● **PROBLEM STATEMENT**
In the entries below, find the lines that contain the word "Performances" and copy them.

[RECORDS SUPPLIED start]

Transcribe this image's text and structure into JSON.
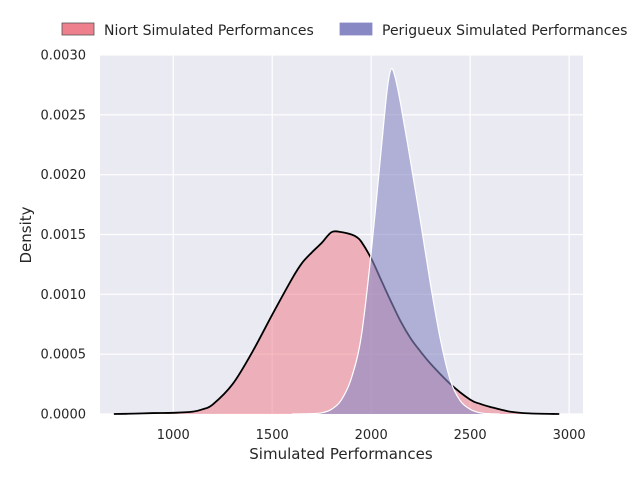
{
  "chart_data": {
    "type": "area",
    "xlabel": "Simulated Performances",
    "ylabel": "Density",
    "xlim": [
      630,
      3070
    ],
    "ylim": [
      0,
      0.003
    ],
    "xticks": [
      1000,
      1500,
      2000,
      2500,
      3000
    ],
    "xtick_labels": [
      "1000",
      "1500",
      "2000",
      "2500",
      "3000"
    ],
    "yticks": [
      0,
      0.0005,
      0.001,
      0.0015,
      0.002,
      0.0025,
      0.003
    ],
    "ytick_labels": [
      "0.0000",
      "0.0005",
      "0.0010",
      "0.0015",
      "0.0020",
      "0.0025",
      "0.0030"
    ],
    "grid": true,
    "legend_position": "top",
    "series": [
      {
        "name": "Niort Simulated Performances",
        "fill": "#ee7f8c",
        "stroke": "#000000",
        "x": [
          700,
          800,
          900,
          1000,
          1100,
          1150,
          1200,
          1300,
          1400,
          1500,
          1600,
          1650,
          1700,
          1750,
          1800,
          1850,
          1900,
          1925,
          1950,
          2000,
          2050,
          2100,
          2150,
          2200,
          2250,
          2300,
          2400,
          2500,
          2550,
          2600,
          2700,
          2800,
          2950
        ],
        "values": [
          0,
          3e-06,
          8e-06,
          1e-05,
          2e-05,
          4e-05,
          8e-05,
          0.00025,
          0.00052,
          0.00083,
          0.00113,
          0.00126,
          0.00135,
          0.00143,
          0.00152,
          0.00152,
          0.0015,
          0.00148,
          0.00144,
          0.0013,
          0.00112,
          0.00094,
          0.00077,
          0.00063,
          0.00052,
          0.00042,
          0.00025,
          0.00012,
          8.5e-05,
          6e-05,
          2e-05,
          5e-06,
          0
        ]
      },
      {
        "name": "Perigueux Simulated Performances",
        "fill": "#8888c4",
        "stroke": "#ffffff",
        "x": [
          1600,
          1700,
          1750,
          1800,
          1850,
          1900,
          1950,
          2000,
          2050,
          2080,
          2100,
          2120,
          2150,
          2200,
          2250,
          2300,
          2350,
          2400,
          2450,
          2500,
          2550,
          2600,
          2650
        ],
        "values": [
          0,
          3e-06,
          1e-05,
          4e-05,
          0.00012,
          0.0003,
          0.00065,
          0.00135,
          0.0022,
          0.0027,
          0.00288,
          0.00282,
          0.00258,
          0.0021,
          0.0016,
          0.00108,
          0.00062,
          0.00028,
          0.00011,
          4e-05,
          1e-05,
          2e-06,
          0
        ]
      }
    ]
  }
}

[RECORDS SUPPLIED end]

● **REPLY**
    "xlabel": "Simulated Performances",
        "name": "Niort Simulated Performances",
        "name": "Perigueux Simulated Performances",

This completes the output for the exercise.